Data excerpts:
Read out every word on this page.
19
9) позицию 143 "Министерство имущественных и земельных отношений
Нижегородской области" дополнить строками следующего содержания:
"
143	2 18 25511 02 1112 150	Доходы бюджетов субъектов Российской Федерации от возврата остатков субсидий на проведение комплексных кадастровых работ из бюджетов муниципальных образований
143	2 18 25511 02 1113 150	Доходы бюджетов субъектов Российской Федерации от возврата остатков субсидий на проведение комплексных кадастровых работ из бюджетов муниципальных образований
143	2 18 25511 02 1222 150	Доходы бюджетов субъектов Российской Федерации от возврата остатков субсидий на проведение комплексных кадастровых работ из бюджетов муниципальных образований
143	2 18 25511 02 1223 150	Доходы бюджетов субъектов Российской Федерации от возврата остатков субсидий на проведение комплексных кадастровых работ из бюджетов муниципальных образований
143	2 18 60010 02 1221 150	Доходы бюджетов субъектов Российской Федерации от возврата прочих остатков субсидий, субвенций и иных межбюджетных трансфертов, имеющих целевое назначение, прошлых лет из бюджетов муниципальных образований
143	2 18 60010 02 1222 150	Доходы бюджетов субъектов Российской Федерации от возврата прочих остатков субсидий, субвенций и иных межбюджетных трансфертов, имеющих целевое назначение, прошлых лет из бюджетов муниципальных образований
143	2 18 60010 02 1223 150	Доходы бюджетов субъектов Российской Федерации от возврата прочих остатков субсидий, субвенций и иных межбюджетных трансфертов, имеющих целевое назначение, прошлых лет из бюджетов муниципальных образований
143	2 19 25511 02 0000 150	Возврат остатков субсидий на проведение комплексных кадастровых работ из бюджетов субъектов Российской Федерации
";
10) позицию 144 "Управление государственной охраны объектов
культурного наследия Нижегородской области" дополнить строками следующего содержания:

> _WRITTEN REQUEST_:
Copy out each line of the material that holds the word "позицию".

> _COMPLETED EXERCISE_:
9) позицию 143 "Министерство имущественных и земельных отношений
10) позицию 144 "Управление государственной охраны объектов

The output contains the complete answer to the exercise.